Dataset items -
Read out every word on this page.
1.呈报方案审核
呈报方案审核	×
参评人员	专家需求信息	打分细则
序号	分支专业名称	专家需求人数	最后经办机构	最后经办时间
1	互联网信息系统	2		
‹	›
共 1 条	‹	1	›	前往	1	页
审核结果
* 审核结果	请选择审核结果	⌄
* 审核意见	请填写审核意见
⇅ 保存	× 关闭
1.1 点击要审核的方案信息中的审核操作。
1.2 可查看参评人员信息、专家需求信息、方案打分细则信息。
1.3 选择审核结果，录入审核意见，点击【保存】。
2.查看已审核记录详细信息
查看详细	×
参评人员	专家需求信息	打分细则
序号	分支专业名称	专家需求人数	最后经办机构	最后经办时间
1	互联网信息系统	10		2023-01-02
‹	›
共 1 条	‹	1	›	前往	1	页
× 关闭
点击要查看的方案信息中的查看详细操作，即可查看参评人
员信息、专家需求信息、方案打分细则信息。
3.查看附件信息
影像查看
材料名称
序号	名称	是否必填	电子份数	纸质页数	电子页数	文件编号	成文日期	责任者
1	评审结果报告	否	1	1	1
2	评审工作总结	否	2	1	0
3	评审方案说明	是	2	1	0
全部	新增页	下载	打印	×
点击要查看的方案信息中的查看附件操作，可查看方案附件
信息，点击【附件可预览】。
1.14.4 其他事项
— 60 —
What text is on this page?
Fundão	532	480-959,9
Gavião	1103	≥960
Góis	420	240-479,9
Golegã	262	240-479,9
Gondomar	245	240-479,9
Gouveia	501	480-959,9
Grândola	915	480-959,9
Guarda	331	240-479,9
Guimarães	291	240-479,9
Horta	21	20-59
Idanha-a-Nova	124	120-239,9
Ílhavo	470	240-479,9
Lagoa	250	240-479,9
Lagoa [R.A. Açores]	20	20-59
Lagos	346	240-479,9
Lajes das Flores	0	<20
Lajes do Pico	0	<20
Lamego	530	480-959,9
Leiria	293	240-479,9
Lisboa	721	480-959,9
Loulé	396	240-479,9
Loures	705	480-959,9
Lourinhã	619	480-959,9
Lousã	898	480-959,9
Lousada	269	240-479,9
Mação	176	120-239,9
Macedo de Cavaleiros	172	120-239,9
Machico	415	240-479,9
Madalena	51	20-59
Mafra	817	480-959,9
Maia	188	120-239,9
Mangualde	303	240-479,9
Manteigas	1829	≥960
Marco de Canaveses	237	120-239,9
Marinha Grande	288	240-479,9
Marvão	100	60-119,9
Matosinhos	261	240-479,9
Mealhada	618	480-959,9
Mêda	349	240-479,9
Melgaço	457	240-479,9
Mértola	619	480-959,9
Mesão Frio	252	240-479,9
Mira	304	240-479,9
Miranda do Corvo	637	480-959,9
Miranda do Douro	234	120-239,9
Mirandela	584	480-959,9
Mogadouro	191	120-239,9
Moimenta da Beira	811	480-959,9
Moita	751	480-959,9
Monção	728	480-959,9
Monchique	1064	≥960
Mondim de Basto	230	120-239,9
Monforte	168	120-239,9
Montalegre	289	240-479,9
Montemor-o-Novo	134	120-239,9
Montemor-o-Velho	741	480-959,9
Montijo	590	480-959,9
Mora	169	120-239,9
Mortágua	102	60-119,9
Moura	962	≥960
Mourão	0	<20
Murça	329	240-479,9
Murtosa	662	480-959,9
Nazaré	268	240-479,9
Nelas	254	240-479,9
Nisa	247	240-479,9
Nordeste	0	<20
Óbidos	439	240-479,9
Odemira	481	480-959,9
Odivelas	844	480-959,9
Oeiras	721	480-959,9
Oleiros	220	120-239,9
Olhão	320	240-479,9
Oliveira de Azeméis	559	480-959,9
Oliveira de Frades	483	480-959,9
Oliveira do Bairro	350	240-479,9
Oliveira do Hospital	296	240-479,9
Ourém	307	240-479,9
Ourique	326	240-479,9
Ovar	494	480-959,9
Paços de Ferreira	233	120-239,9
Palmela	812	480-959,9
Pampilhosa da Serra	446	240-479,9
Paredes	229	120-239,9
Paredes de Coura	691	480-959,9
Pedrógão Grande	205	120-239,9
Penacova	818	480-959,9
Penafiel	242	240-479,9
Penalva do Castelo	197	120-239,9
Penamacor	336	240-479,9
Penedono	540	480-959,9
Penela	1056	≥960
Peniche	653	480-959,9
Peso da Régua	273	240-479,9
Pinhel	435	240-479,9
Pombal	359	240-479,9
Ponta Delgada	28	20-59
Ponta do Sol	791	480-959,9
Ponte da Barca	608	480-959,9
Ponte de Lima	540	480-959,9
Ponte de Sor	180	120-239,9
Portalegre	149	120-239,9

PROMPT - Go through the records above and set each one down exactly, please.

COMPLETE ANSWER -
Read out every word on this page.
1.呈报方案审核
呈报方案审核	×
参评人员	专家需求信息	打分细则
序号	分支专业名称	专家需求人数	最后经办机构	最后经办时间
1	互联网信息系统	2		
‹	›
共 1 条	‹	1	›	前往	1	页
审核结果
* 审核结果	请选择审核结果	⌄
* 审核意见	请填写审核意见
⇅ 保存	× 关闭
1.1 点击要审核的方案信息中的审核操作。
1.2 可查看参评人员信息、专家需求信息、方案打分细则信息。
1.3 选择审核结果，录入审核意见，点击【保存】。
2.查看已审核记录详细信息
查看详细	×
参评人员	专家需求信息	打分细则
序号	分支专业名称	专家需求人数	最后经办机构	最后经办时间
1	互联网信息系统	10		2023-01-02
‹	›
共 1 条	‹	1	›	前往	1	页
× 关闭
点击要查看的方案信息中的查看详细操作，即可查看参评人
员信息、专家需求信息、方案打分细则信息。
3.查看附件信息
影像查看
材料名称
序号	名称	是否必填	电子份数	纸质页数	电子页数	文件编号	成文日期	责任者
1	评审结果报告	否	1	1	1
2	评审工作总结	否	2	1	0
3	评审方案说明	是	2	1	0
全部	新增页	下载	打印	×
点击要查看的方案信息中的查看附件操作，可查看方案附件
信息，点击【附件可预览】。
1.14.4 其他事项
— 60 —
What text is on this page?
Fundão	532	480-959,9
Gavião	1103	≥960
Góis	420	240-479,9
Golegã	262	240-479,9
Gondomar	245	240-479,9
Gouveia	501	480-959,9
Grândola	915	480-959,9
Guarda	331	240-479,9
Guimarães	291	240-479,9
Horta	21	20-59
Idanha-a-Nova	124	120-239,9
Ílhavo	470	240-479,9
Lagoa	250	240-479,9
Lagoa [R.A. Açores]	20	20-59
Lagos	346	240-479,9
Lajes das Flores	0	<20
Lajes do Pico	0	<20
Lamego	530	480-959,9
Leiria	293	240-479,9
Lisboa	721	480-959,9
Loulé	396	240-479,9
Loures	705	480-959,9
Lourinhã	619	480-959,9
Lousã	898	480-959,9
Lousada	269	240-479,9
Mação	176	120-239,9
Macedo de Cavaleiros	172	120-239,9
Machico	415	240-479,9
Madalena	51	20-59
Mafra	817	480-959,9
Maia	188	120-239,9
Mangualde	303	240-479,9
Manteigas	1829	≥960
Marco de Canaveses	237	120-239,9
Marinha Grande	288	240-479,9
Marvão	100	60-119,9
Matosinhos	261	240-479,9
Mealhada	618	480-959,9
Mêda	349	240-479,9
Melgaço	457	240-479,9
Mértola	619	480-959,9
Mesão Frio	252	240-479,9
Mira	304	240-479,9
Miranda do Corvo	637	480-959,9
Miranda do Douro	234	120-239,9
Mirandela	584	480-959,9
Mogadouro	191	120-239,9
Moimenta da Beira	811	480-959,9
Moita	751	480-959,9
Monção	728	480-959,9
Monchique	1064	≥960
Mondim de Basto	230	120-239,9
Monforte	168	120-239,9
Montalegre	289	240-479,9
Montemor-o-Novo	134	120-239,9
Montemor-o-Velho	741	480-959,9
Montijo	590	480-959,9
Mora	169	120-239,9
Mortágua	102	60-119,9
Moura	962	≥960
Mourão	0	<20
Murça	329	240-479,9
Murtosa	662	480-959,9
Nazaré	268	240-479,9
Nelas	254	240-479,9
Nisa	247	240-479,9
Nordeste	0	<20
Óbidos	439	240-479,9
Odemira	481	480-959,9
Odivelas	844	480-959,9
Oeiras	721	480-959,9
Oleiros	220	120-239,9
Olhão	320	240-479,9
Oliveira de Azeméis	559	480-959,9
Oliveira de Frades	483	480-959,9
Oliveira do Bairro	350	240-479,9
Oliveira do Hospital	296	240-479,9
Ourém	307	240-479,9
Ourique	326	240-479,9
Ovar	494	480-959,9
Paços de Ferreira	233	120-239,9
Palmela	812	480-959,9
Pampilhosa da Serra	446	240-479,9
Paredes	229	120-239,9
Paredes de Coura	691	480-959,9
Pedrógão Grande	205	120-239,9
Penacova	818	480-959,9
Penafiel	242	240-479,9
Penalva do Castelo	197	120-239,9
Penamacor	336	240-479,9
Penedono	540	480-959,9
Penela	1056	≥960
Peniche	653	480-959,9
Peso da Régua	273	240-479,9
Pinhel	435	240-479,9
Pombal	359	240-479,9
Ponta Delgada	28	20-59
Ponta do Sol	791	480-959,9
Ponte da Barca	608	480-959,9
Ponte de Lima	540	480-959,9
Ponte de Sor	180	120-239,9
Portalegre	149	120-239,9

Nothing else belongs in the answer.